> _WHAT THE TASK ASKS_: Your task is to repeat all of the data exactly while excluding the pictures.

------ DATASET CONTENT

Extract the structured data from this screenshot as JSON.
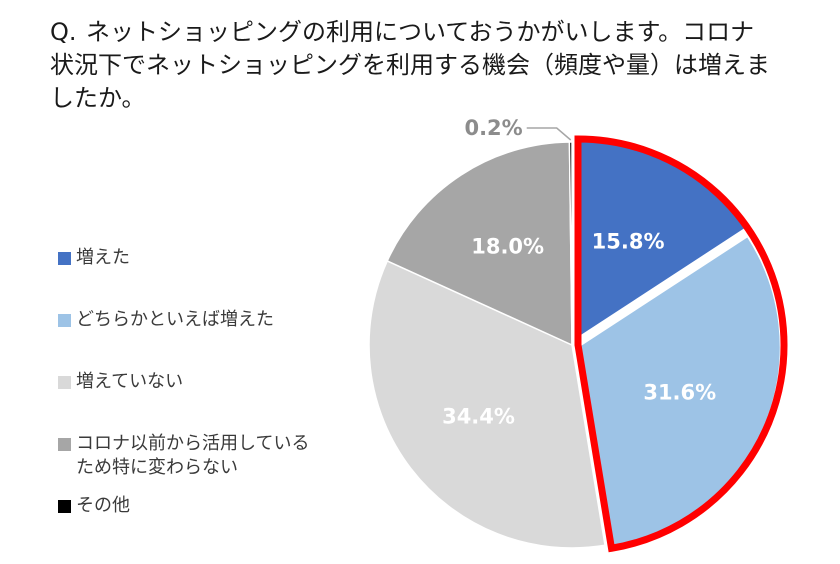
{
  "question": {
    "prefix": "Q.",
    "text": "ネットショッピングの利用についておうかがいします。コロナ状況下でネットショッピングを利用する機会（頻度や量）は増えましたか。"
  },
  "chart_data": {
    "type": "pie",
    "start": "top",
    "direction": "clockwise",
    "highlight": {
      "slices": [
        0,
        1
      ],
      "color": "#ff0000"
    },
    "series": [
      {
        "name": "増えた",
        "value": 15.8,
        "label": "15.8%",
        "color": "#4472c4"
      },
      {
        "name": "どちらかといえば増えた",
        "value": 31.6,
        "label": "31.6%",
        "color": "#9dc3e6"
      },
      {
        "name": "増えていない",
        "value": 34.4,
        "label": "34.4%",
        "color": "#d9d9d9"
      },
      {
        "name": "コロナ以前から活用している\nため特に変わらない",
        "value": 18.0,
        "label": "18.0%",
        "color": "#a6a6a6"
      },
      {
        "name": "その他",
        "value": 0.2,
        "label": "0.2%",
        "color": "#000000"
      }
    ]
  }
}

------------

> _COMPLETED TASK_:
Extract the structured data from this screenshot as JSON.
{
  "question": {
    "prefix": "Q.",
    "text": "ネットショッピングの利用についておうかがいします。コロナ状況下でネットショッピングを利用する機会（頻度や量）は増えましたか。"
  },
  "chart_data": {
    "type": "pie",
    "start": "top",
    "direction": "clockwise",
    "highlight": {
      "slices": [
        0,
        1
      ],
      "color": "#ff0000"
    },
    "series": [
      {
        "name": "増えた",
        "value": 15.8,
        "label": "15.8%",
        "color": "#4472c4"
      },
      {
        "name": "どちらかといえば増えた",
        "value": 31.6,
        "label": "31.6%",
        "color": "#9dc3e6"
      },
      {
        "name": "増えていない",
        "value": 34.4,
        "label": "34.4%",
        "color": "#d9d9d9"
      },
      {
        "name": "コロナ以前から活用している\nため特に変わらない",
        "value": 18.0,
        "label": "18.0%",
        "color": "#a6a6a6"
      },
      {
        "name": "その他",
        "value": 0.2,
        "label": "0.2%",
        "color": "#000000"
      }
    ]
  }
}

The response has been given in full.